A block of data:

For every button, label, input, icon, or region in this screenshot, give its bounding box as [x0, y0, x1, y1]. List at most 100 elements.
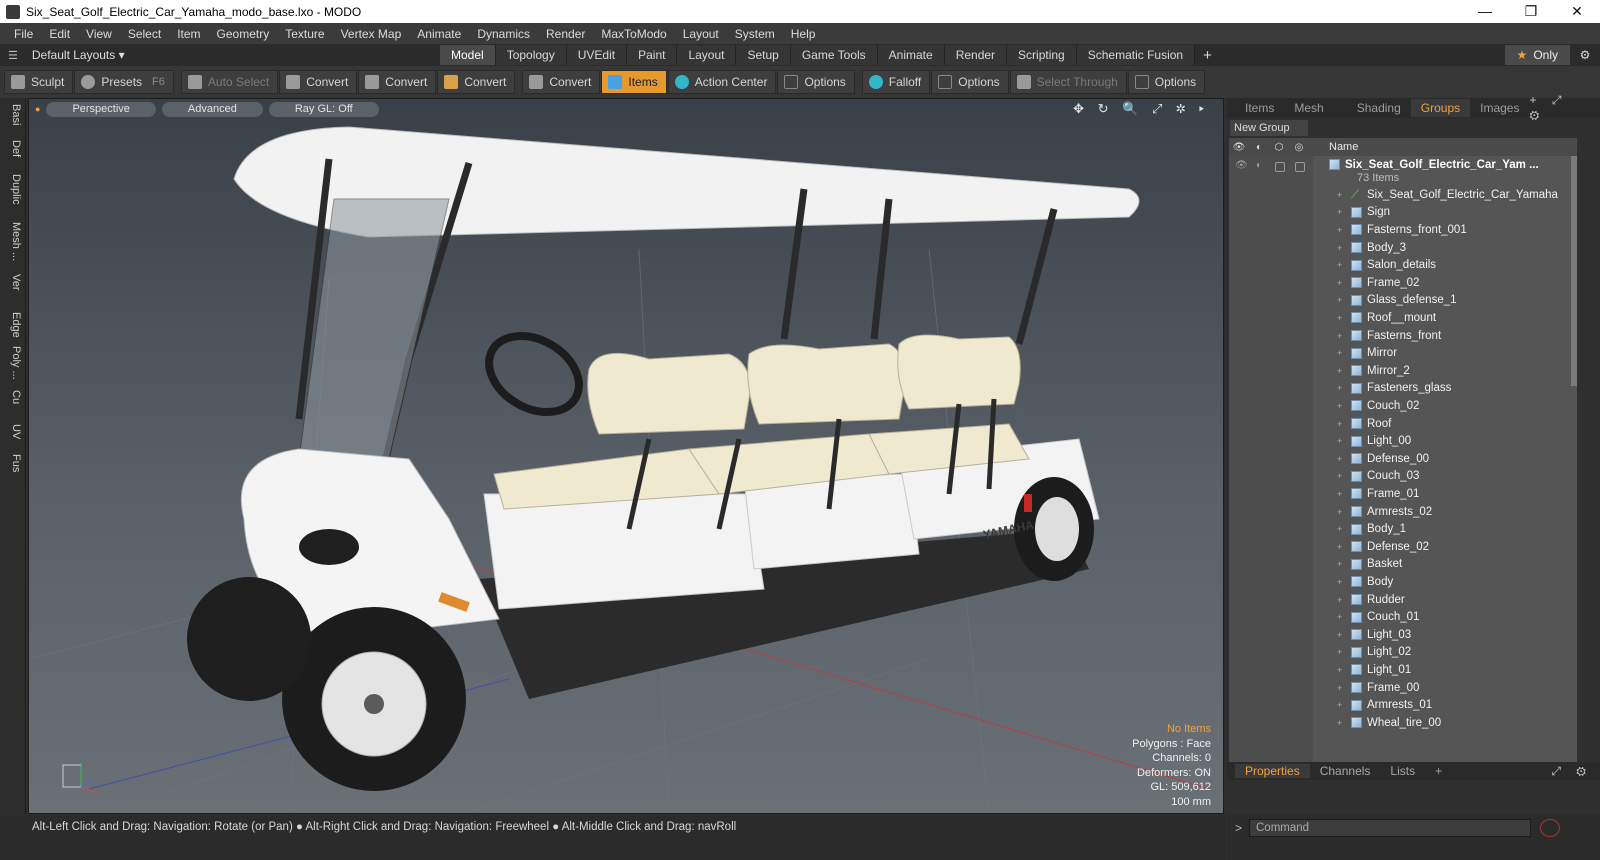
menu-render[interactable]: Render: [538, 27, 593, 41]
menu-system[interactable]: System: [727, 27, 783, 41]
tab-uv[interactable]: UV: [4, 424, 22, 439]
group-item-row[interactable]: + Armrests_02: [1337, 503, 1432, 521]
expand-icon[interactable]: +: [1337, 313, 1351, 323]
add-tab-button[interactable]: +: [1195, 47, 1220, 64]
only-toggle[interactable]: ★ Only: [1504, 45, 1570, 65]
falloff-options-button[interactable]: Options: [931, 70, 1009, 94]
group-item-row[interactable]: + Fasterns_front_001: [1337, 221, 1467, 239]
tab-vertex[interactable]: Ver: [4, 274, 22, 291]
command-input[interactable]: Command: [1249, 819, 1531, 837]
group-item-row[interactable]: + Frame_02: [1337, 274, 1419, 292]
menu-item[interactable]: Item: [169, 27, 208, 41]
viewport-menu-icon[interactable]: ●: [35, 104, 40, 114]
group-item-row[interactable]: + Basket: [1337, 556, 1402, 574]
name-column-header[interactable]: Name: [1329, 141, 1358, 153]
tab-shading[interactable]: Shading: [1347, 99, 1411, 117]
group-item-row[interactable]: + Sign: [1337, 204, 1390, 222]
items-mode-button[interactable]: Items: [601, 70, 667, 94]
group-item-row[interactable]: + Body_3: [1337, 239, 1406, 257]
convert-items-button[interactable]: Convert: [522, 70, 601, 94]
minimize-button[interactable]: —: [1462, 3, 1508, 20]
tab-channels[interactable]: Channels: [1310, 764, 1381, 778]
expand-icon[interactable]: +: [1337, 595, 1351, 605]
group-item-row[interactable]: + Salon_details: [1337, 256, 1436, 274]
menu-geometry[interactable]: Geometry: [209, 27, 278, 41]
menu-animate[interactable]: Animate: [409, 27, 469, 41]
tab-items[interactable]: Items: [1235, 99, 1284, 117]
tab-basic[interactable]: Basi: [4, 104, 22, 125]
action-center-button[interactable]: Action Center: [667, 70, 777, 94]
convert-edges-button[interactable]: Convert: [358, 70, 437, 94]
group-item-row[interactable]: + Frame_00: [1337, 679, 1419, 697]
expand-icon[interactable]: +: [1337, 524, 1351, 534]
expand-icon[interactable]: +: [1337, 471, 1351, 481]
tab-paint[interactable]: Paint: [627, 45, 678, 65]
select-column-icon[interactable]: ◎: [1289, 142, 1309, 153]
group-item-row[interactable]: + Couch_02: [1337, 397, 1419, 415]
expand-icon[interactable]: +: [1337, 700, 1351, 710]
expand-icon[interactable]: +: [1337, 507, 1351, 517]
tab-curve[interactable]: Cu: [4, 390, 22, 404]
group-item-row[interactable]: + Wheal_tire_00: [1337, 714, 1441, 732]
close-button[interactable]: ✕: [1554, 3, 1600, 20]
expand-icon[interactable]: +: [1337, 718, 1351, 728]
group-item-row[interactable]: + Light_02: [1337, 644, 1411, 662]
gear-icon[interactable]: ⚙: [1570, 48, 1600, 62]
layouts-menu-icon[interactable]: ☰: [8, 49, 18, 62]
select-options-button[interactable]: Options: [1127, 70, 1206, 94]
tab-lists[interactable]: Lists: [1380, 764, 1425, 778]
group-item-row[interactable]: + Light_01: [1337, 661, 1411, 679]
expand-icon[interactable]: +: [1337, 683, 1351, 693]
expand-icon[interactable]: +: [1337, 331, 1351, 341]
lock-column-icon[interactable]: ⬡: [1269, 142, 1289, 153]
expand-icon[interactable]: +: [1337, 207, 1351, 217]
expand-icon[interactable]: +: [1337, 489, 1351, 499]
expand-icon[interactable]: +: [1337, 225, 1351, 235]
raygl-button[interactable]: Ray GL: Off: [268, 101, 379, 117]
expand-icon[interactable]: +: [1337, 243, 1351, 253]
tab-setup[interactable]: Setup: [736, 45, 791, 65]
tab-uvedit[interactable]: UVEdit: [566, 45, 628, 65]
menu-help[interactable]: Help: [783, 27, 824, 41]
group-item-row[interactable]: + Frame_01: [1337, 485, 1419, 503]
group-item-row[interactable]: + Roof: [1337, 415, 1391, 433]
menu-maxtomodo[interactable]: MaxToModo: [593, 27, 674, 41]
group-item-row[interactable]: + Fasteners_glass: [1337, 380, 1451, 398]
menu-texture[interactable]: Texture: [277, 27, 332, 41]
expand-icon[interactable]: +: [1337, 383, 1351, 393]
tab-fusion[interactable]: Fus: [4, 454, 22, 472]
add-panel-tab[interactable]: +: [1425, 764, 1452, 778]
menu-vertex-map[interactable]: Vertex Map: [333, 27, 410, 41]
presets-button[interactable]: Presets F6: [74, 70, 174, 94]
expand-icon[interactable]: +: [1337, 348, 1351, 358]
advanced-button[interactable]: Advanced: [161, 101, 263, 117]
menu-file[interactable]: File: [6, 27, 41, 41]
tab-animate[interactable]: Animate: [877, 45, 945, 65]
group-item-row[interactable]: + Glass_defense_1: [1337, 292, 1457, 310]
action-center-options-button[interactable]: Options: [777, 70, 855, 94]
sculpt-button[interactable]: Sculpt: [4, 70, 74, 94]
group-item-row[interactable]: + Couch_03: [1337, 468, 1419, 486]
expand-icon[interactable]: +: [1337, 436, 1351, 446]
convert-polygons-button[interactable]: Convert: [437, 70, 516, 94]
expand-icon[interactable]: +: [1337, 630, 1351, 640]
tab-topology[interactable]: Topology: [495, 45, 567, 65]
menu-view[interactable]: View: [78, 27, 120, 41]
select-through-button[interactable]: Select Through: [1009, 70, 1127, 94]
expand-icon[interactable]: +: [1337, 419, 1351, 429]
group-item-row[interactable]: + Couch_01: [1337, 608, 1419, 626]
layouts-dropdown[interactable]: Default Layouts ▾: [32, 48, 125, 62]
perspective-button[interactable]: Perspective: [46, 101, 156, 117]
group-item-row[interactable]: + Light_03: [1337, 626, 1411, 644]
expand-icon[interactable]: +: [1337, 542, 1351, 552]
expand-icon[interactable]: +: [1337, 190, 1351, 200]
tab-game-tools[interactable]: Game Tools: [790, 45, 878, 65]
expand-icon[interactable]: +: [1337, 577, 1351, 587]
expand-icon[interactable]: +: [1337, 278, 1351, 288]
tab-mesh[interactable]: Mesh ...: [1284, 99, 1346, 133]
group-item-row[interactable]: + ⟋ Six_Seat_Golf_Electric_Car_Yamaha: [1337, 186, 1558, 204]
tab-groups[interactable]: Groups: [1410, 99, 1471, 117]
expand-icon[interactable]: +: [1337, 260, 1351, 270]
panel-expand-icon[interactable]: + ⤢ ⚙: [1529, 93, 1600, 123]
tab-scripting[interactable]: Scripting: [1007, 45, 1077, 65]
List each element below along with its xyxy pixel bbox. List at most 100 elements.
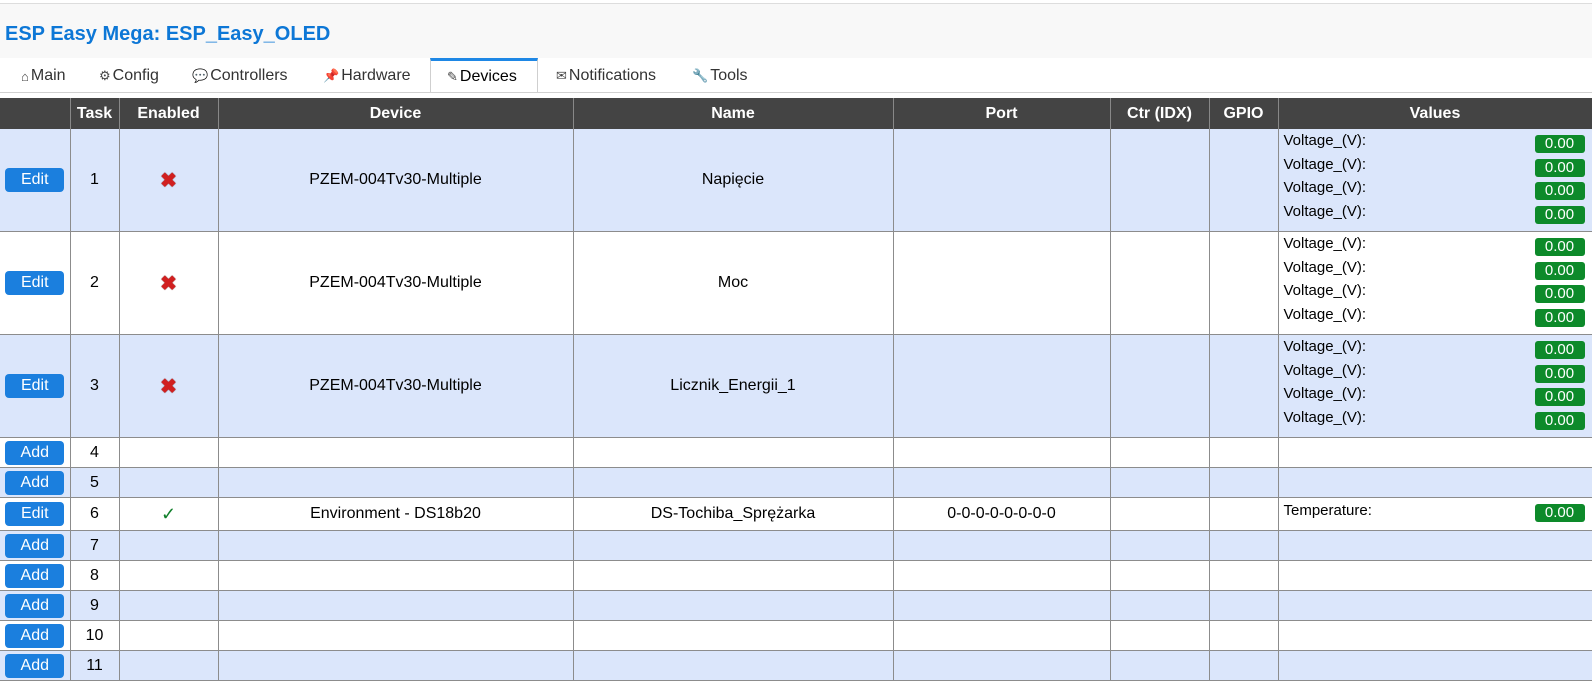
device-name: DS-Tochiba_Sprężarka <box>573 497 894 531</box>
value-row: Voltage_(V): 0.00 <box>1279 130 1592 154</box>
add-button[interactable]: Add <box>5 533 65 558</box>
device-port <box>893 231 1111 335</box>
table-row: Add 9 <box>0 590 1592 621</box>
tab-controllers[interactable]: 💬 Controllers <box>192 58 288 94</box>
tab-main[interactable]: ⌂ Main <box>21 58 66 94</box>
plug-icon: ✎ <box>447 68 458 84</box>
tab-hardware-label: Hardware <box>341 67 411 84</box>
device-ctr-idx <box>1110 334 1210 438</box>
device-type: PZEM-004Tv30-Multiple <box>218 129 574 232</box>
pin-icon: 📌 <box>323 68 340 83</box>
value-badge: 0.00 <box>1534 388 1585 407</box>
tab-controllers-label: Controllers <box>210 67 288 84</box>
device-name: Licznik_Energii_1 <box>573 334 894 438</box>
value-label: Voltage_(V): <box>1283 179 1367 197</box>
task-number: 8 <box>70 560 120 591</box>
edit-button[interactable]: Edit <box>5 502 65 526</box>
table-row: Edit 6 ✓ Environment - DS18b20 DS-Tochib… <box>0 497 1592 531</box>
tab-notifications-label: Notifications <box>568 67 657 84</box>
task-number: 3 <box>70 334 120 438</box>
chat-icon: 💬 <box>192 68 209 83</box>
device-values: Voltage_(V): 0.00 Voltage_(V): 0.00 Voltag… <box>1278 334 1592 438</box>
value-row: Voltage_(V): 0.00 <box>1279 407 1592 431</box>
tab-devices-label: Devices <box>459 67 517 85</box>
col-header-port: Port <box>893 98 1111 129</box>
value-row: Voltage_(V): 0.00 <box>1279 233 1592 257</box>
device-type: PZEM-004Tv30-Multiple <box>218 231 574 335</box>
tab-config-label: Config <box>112 67 159 84</box>
task-number: 9 <box>70 590 120 621</box>
tab-tools-label: Tools <box>710 67 748 84</box>
add-button[interactable]: Add <box>5 593 65 618</box>
tab-devices[interactable]: ✎ Devices <box>430 58 538 92</box>
value-label: Voltage_(V): <box>1283 132 1367 149</box>
device-type: Environment - DS18b20 <box>218 497 574 531</box>
col-header-action <box>0 98 71 129</box>
device-gpio <box>1209 497 1279 531</box>
value-badge: 0.00 <box>1534 182 1585 201</box>
enabled-check-icon: ✓ <box>160 503 177 524</box>
tab-config[interactable]: ⚙ Config <box>99 58 159 94</box>
value-badge: 0.00 <box>1534 135 1585 153</box>
value-label: Temperature: <box>1283 502 1372 519</box>
device-ctr-idx <box>1110 497 1210 531</box>
device-values: Voltage_(V): 0.00 Voltage_(V): 0.00 Voltag… <box>1278 129 1592 232</box>
table-row: Add 4 <box>0 437 1592 468</box>
tab-tools[interactable]: 🔧 Tools <box>692 58 748 94</box>
edit-button[interactable]: Edit <box>5 271 65 295</box>
app-title: ESP Easy Mega: ESP_Easy_OLED <box>5 23 331 45</box>
device-values: Temperature: 0.00 <box>1278 497 1592 531</box>
home-icon: ⌂ <box>21 68 29 84</box>
table-row: Add 5 <box>0 467 1592 498</box>
value-badge: 0.00 <box>1534 308 1585 327</box>
device-port: 0-0-0-0-0-0-0-0 <box>893 497 1111 531</box>
task-number: 2 <box>70 231 120 335</box>
add-button[interactable]: Add <box>5 653 65 678</box>
tab-notifications[interactable]: ✉ Notifications <box>556 58 656 94</box>
table-row: Edit 1 ✖ PZEM-004Tv30-Multiple Napięcie … <box>0 129 1592 232</box>
value-badge: 0.00 <box>1534 205 1585 224</box>
table-row: Edit 3 ✖ PZEM-004Tv30-Multiple Licznik_E… <box>0 334 1592 438</box>
value-label: Voltage_(V): <box>1283 385 1367 403</box>
value-label: Voltage_(V): <box>1283 305 1367 323</box>
add-button[interactable]: Add <box>5 440 65 465</box>
value-badge: 0.00 <box>1534 238 1585 256</box>
value-badge: 0.00 <box>1534 411 1585 430</box>
task-number: 11 <box>70 650 120 681</box>
edit-button[interactable]: Edit <box>5 374 65 398</box>
table-row: Add 10 <box>0 620 1592 651</box>
envelope-icon: ✉ <box>556 68 567 83</box>
value-row: Voltage_(V): 0.00 <box>1279 280 1592 304</box>
value-badge: 0.00 <box>1534 285 1585 304</box>
value-label: Voltage_(V): <box>1283 408 1367 426</box>
add-button[interactable]: Add <box>5 563 65 588</box>
device-gpio <box>1209 334 1279 438</box>
device-name: Napięcie <box>573 129 894 232</box>
device-type: PZEM-004Tv30-Multiple <box>218 334 574 438</box>
table-row: Edit 2 ✖ PZEM-004Tv30-Multiple Moc Volta… <box>0 231 1592 335</box>
value-badge: 0.00 <box>1534 504 1585 522</box>
value-row: Voltage_(V): 0.00 <box>1279 177 1592 201</box>
value-row: Voltage_(V): 0.00 <box>1279 360 1592 384</box>
app-header: ESP Easy Mega: ESP_Easy_OLED <box>0 4 1592 58</box>
table-header-row: Task Enabled Device Name Port Ctr (IDX) … <box>0 98 1592 129</box>
task-number: 10 <box>70 620 120 651</box>
tab-hardware[interactable]: 📌 Hardware <box>323 58 411 94</box>
table-row: Add 8 <box>0 560 1592 591</box>
add-button[interactable]: Add <box>5 623 65 648</box>
value-label: Voltage_(V): <box>1283 155 1367 173</box>
col-header-device: Device <box>218 98 574 129</box>
table-row: Add 11 <box>0 650 1592 681</box>
col-header-values: Values <box>1278 98 1592 129</box>
col-header-task: Task <box>70 98 120 129</box>
edit-button[interactable]: Edit <box>5 168 65 192</box>
device-ctr-idx <box>1110 129 1210 232</box>
disabled-cross-icon: ✖ <box>160 375 177 398</box>
value-badge: 0.00 <box>1534 158 1585 177</box>
col-header-gpio: GPIO <box>1209 98 1279 129</box>
value-badge: 0.00 <box>1534 341 1585 359</box>
value-label: Voltage_(V): <box>1283 258 1367 276</box>
value-badge: 0.00 <box>1534 364 1585 383</box>
add-button[interactable]: Add <box>5 470 65 495</box>
tab-main-label: Main <box>30 67 66 84</box>
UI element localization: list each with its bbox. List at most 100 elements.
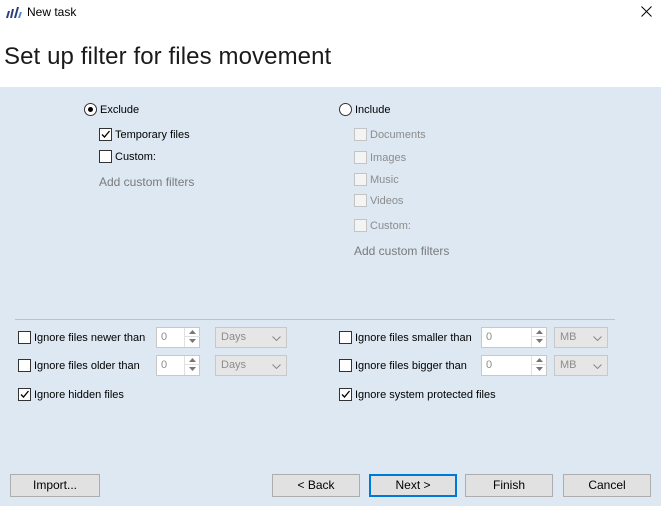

### [WORK TO DO]
Turn everything from the line containing "menu-render[interactable]: Render: [538, 27, 593, 41]" down to the line containing "command-input[interactable]: Command: [1249, 819, 1531, 837]" into a Markdown table with the columns Number and Record line, one row per line and blank lines omitted.

### [SOLUTION TO THE EXERCISE]
| Number | Record line |
|---|---|
| 1 | menu-render[interactable]: Render: [538, 27, 593, 41] |
| 2 | menu-system[interactable]: System: [727, 27, 783, 41] |
| 3 | tab-uv[interactable]: UV: [4, 424, 22, 439] |
| 4 | group-item-row[interactable]: + Armrests_02: [1337, 503, 1432, 521] |
| 5 | expand-icon[interactable]: +: [1337, 313, 1351, 323] |
| 6 | add-tab-button[interactable]: +: [1195, 47, 1220, 64] |
| 7 | only-toggle[interactable]: ★ Only: [1504, 45, 1570, 65] |
| 8 | falloff-options-button[interactable]: Options: [931, 70, 1009, 94] |
| 9 | group-item-row[interactable]: + Fasterns_front_001: [1337, 221, 1467, 239] |
| 10 | tab-vertex[interactable]: Ver: [4, 274, 22, 291] |
| 11 | command-input[interactable]: Command: [1249, 819, 1531, 837] |